* What this task involves
Copy each line where the word "Владимир" occurs.
%%
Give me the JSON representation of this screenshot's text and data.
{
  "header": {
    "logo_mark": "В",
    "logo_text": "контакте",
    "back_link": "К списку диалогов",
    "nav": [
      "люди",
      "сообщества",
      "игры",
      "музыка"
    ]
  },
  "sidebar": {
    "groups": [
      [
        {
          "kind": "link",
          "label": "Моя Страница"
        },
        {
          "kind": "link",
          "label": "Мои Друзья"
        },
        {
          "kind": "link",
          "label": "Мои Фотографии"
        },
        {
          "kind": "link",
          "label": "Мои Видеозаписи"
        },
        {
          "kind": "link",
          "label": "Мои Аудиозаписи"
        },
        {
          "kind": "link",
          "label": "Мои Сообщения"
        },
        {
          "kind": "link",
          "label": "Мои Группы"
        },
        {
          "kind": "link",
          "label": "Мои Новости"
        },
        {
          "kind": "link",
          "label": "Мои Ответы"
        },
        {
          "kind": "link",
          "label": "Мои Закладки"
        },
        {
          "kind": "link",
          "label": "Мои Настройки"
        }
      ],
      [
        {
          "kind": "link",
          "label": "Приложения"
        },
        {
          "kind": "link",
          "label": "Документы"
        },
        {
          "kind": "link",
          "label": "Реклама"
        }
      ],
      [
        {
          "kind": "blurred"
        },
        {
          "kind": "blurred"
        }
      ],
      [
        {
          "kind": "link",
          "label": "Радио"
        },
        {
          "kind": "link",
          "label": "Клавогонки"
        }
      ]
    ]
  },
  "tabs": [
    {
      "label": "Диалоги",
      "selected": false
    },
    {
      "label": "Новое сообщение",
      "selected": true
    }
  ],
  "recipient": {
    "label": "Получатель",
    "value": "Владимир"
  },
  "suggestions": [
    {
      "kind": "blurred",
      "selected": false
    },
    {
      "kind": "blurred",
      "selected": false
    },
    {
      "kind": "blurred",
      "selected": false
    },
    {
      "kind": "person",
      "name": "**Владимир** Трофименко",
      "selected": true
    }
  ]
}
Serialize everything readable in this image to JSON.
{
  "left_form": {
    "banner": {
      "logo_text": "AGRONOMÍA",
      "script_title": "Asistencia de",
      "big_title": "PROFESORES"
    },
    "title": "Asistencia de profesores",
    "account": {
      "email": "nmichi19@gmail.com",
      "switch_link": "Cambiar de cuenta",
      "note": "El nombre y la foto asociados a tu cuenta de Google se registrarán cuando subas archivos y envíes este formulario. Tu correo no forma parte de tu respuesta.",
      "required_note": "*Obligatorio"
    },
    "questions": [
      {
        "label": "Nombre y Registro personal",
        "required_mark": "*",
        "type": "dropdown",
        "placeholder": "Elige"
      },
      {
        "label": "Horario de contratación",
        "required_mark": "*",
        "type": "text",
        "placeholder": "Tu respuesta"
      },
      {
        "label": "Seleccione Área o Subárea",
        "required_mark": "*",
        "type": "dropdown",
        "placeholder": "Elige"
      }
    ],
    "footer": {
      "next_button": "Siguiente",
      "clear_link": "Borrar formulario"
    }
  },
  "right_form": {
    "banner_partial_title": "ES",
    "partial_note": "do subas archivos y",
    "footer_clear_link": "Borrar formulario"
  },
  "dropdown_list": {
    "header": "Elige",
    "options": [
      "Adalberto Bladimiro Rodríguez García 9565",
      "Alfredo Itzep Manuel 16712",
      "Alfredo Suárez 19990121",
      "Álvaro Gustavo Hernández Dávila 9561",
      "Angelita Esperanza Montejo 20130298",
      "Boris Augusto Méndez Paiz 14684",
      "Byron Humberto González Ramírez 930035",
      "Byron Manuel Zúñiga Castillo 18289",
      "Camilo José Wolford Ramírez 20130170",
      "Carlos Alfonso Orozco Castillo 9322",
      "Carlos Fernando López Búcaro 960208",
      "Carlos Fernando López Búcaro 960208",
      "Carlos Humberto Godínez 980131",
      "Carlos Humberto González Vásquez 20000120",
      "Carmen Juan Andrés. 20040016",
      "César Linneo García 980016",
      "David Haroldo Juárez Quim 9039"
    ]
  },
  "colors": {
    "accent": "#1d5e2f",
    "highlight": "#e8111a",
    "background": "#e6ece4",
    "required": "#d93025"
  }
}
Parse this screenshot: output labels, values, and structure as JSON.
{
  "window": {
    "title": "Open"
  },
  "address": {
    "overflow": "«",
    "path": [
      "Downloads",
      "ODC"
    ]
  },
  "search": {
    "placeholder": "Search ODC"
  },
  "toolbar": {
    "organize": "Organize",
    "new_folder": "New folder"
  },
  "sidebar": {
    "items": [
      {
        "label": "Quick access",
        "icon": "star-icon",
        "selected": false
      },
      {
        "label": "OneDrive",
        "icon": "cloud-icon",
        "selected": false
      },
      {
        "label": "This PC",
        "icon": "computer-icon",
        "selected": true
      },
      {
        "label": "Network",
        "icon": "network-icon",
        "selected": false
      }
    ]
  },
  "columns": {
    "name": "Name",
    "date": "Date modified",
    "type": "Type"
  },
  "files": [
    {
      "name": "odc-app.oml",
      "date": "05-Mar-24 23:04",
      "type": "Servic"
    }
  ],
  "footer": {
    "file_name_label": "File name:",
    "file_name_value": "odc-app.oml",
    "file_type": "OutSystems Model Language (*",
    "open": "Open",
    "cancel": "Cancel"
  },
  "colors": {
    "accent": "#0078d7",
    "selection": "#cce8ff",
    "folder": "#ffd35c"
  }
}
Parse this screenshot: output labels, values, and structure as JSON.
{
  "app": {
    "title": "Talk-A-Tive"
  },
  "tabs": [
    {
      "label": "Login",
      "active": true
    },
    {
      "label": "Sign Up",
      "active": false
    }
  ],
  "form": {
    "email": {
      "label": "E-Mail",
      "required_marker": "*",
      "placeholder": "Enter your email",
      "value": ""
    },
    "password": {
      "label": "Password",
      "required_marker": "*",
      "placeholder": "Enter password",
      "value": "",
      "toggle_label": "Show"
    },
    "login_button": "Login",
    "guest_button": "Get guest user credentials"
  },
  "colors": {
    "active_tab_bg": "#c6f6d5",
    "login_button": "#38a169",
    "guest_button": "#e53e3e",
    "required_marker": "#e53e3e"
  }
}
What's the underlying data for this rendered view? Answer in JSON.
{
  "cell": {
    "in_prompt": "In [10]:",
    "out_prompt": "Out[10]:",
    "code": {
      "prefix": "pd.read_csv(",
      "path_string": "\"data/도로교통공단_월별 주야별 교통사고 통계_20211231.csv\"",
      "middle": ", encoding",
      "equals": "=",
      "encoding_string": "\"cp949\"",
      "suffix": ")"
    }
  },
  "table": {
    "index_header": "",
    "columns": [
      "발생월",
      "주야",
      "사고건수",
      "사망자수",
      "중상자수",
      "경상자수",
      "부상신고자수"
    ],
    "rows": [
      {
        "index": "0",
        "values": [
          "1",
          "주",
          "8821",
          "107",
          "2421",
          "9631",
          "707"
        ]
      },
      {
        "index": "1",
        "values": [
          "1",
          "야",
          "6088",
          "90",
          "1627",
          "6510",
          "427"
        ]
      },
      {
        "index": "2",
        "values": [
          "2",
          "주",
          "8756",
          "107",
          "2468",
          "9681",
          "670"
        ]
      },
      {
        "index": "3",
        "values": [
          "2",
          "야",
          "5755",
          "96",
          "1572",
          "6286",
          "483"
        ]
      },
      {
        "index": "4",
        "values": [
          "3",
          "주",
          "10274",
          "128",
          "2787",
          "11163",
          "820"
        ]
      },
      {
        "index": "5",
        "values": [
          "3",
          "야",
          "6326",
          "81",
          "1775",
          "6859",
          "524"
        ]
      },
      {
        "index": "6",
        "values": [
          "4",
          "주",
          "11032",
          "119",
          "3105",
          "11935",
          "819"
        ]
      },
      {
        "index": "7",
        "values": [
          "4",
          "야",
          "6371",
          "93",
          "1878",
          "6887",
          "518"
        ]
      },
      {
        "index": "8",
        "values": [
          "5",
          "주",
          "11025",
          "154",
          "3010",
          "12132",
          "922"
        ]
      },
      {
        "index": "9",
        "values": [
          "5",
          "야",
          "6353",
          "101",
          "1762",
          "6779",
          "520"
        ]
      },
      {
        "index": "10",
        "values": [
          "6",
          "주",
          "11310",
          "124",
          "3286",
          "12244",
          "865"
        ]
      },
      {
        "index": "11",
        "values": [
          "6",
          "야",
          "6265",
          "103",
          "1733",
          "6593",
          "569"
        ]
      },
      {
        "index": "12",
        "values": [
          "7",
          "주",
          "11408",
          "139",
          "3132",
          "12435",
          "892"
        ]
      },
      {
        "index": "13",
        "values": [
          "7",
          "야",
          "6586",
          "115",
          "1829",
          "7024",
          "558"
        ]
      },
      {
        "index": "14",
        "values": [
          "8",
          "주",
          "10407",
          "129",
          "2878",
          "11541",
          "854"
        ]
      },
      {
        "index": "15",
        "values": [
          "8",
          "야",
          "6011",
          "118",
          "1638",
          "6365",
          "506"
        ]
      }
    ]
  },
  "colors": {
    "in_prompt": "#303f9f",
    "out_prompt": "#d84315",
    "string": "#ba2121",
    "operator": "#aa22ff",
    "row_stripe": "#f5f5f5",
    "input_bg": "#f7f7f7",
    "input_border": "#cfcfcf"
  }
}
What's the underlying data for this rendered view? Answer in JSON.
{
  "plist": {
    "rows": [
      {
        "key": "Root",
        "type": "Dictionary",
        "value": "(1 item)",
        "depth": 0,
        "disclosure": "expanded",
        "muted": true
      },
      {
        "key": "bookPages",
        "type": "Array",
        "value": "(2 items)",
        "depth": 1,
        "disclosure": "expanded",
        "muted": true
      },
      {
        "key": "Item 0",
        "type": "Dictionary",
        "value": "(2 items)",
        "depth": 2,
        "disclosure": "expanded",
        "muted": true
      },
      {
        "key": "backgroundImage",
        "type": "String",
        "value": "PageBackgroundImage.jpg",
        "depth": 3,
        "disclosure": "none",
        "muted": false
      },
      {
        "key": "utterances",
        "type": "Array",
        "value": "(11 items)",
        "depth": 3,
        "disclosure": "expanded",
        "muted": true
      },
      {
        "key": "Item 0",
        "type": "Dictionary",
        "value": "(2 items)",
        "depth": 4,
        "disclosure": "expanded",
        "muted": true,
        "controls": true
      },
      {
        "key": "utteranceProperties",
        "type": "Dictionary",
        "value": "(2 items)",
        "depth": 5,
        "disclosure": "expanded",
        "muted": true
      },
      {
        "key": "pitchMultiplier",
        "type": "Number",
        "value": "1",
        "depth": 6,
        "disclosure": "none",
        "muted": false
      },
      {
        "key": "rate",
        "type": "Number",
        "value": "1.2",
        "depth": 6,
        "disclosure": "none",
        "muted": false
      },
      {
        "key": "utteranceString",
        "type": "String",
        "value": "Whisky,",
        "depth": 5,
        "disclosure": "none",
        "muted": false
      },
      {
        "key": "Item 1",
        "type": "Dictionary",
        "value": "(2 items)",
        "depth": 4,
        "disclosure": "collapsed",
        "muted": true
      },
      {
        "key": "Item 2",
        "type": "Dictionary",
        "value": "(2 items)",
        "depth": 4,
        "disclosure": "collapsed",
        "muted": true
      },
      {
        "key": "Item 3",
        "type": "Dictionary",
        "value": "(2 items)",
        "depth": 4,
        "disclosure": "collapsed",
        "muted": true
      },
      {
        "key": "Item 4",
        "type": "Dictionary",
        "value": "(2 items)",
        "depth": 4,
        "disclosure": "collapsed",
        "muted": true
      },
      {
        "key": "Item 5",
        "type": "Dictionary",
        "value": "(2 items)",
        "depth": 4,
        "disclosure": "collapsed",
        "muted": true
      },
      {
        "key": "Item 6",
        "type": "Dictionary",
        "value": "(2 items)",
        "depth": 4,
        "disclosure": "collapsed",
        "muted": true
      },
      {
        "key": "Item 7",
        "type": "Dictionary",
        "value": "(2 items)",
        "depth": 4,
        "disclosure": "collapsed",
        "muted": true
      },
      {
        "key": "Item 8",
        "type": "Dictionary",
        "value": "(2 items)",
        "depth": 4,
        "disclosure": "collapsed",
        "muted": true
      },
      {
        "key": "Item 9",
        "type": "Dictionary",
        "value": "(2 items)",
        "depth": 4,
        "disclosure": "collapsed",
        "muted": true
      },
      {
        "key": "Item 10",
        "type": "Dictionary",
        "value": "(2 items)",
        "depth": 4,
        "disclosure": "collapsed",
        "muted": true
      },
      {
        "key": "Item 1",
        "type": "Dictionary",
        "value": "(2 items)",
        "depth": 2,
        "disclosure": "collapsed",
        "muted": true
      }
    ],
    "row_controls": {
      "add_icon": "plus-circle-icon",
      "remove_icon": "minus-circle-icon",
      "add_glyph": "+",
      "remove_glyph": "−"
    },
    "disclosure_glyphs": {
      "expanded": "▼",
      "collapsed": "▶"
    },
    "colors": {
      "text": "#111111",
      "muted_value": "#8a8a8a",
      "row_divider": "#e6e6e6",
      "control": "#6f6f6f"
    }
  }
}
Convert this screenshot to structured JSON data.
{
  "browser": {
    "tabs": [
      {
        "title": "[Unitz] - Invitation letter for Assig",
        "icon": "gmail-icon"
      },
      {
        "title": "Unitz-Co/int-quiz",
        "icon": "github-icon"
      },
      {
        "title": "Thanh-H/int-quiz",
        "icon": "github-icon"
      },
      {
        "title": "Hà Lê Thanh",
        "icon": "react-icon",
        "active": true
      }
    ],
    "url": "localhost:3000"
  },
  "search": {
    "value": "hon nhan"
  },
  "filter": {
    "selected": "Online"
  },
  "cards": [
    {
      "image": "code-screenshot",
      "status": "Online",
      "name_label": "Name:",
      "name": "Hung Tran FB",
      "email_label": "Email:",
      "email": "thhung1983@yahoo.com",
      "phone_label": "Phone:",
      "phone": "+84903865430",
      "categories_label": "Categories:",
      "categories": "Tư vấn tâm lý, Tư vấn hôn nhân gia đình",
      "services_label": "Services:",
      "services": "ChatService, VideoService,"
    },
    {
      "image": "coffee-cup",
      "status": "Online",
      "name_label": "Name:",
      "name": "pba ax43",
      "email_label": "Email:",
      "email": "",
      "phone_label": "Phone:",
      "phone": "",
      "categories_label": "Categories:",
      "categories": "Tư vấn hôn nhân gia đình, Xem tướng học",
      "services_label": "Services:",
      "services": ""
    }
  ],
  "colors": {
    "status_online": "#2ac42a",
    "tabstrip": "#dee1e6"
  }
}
%%
* Reply
    "value": "Владимир"
      "name": "**Владимир** Трофименко",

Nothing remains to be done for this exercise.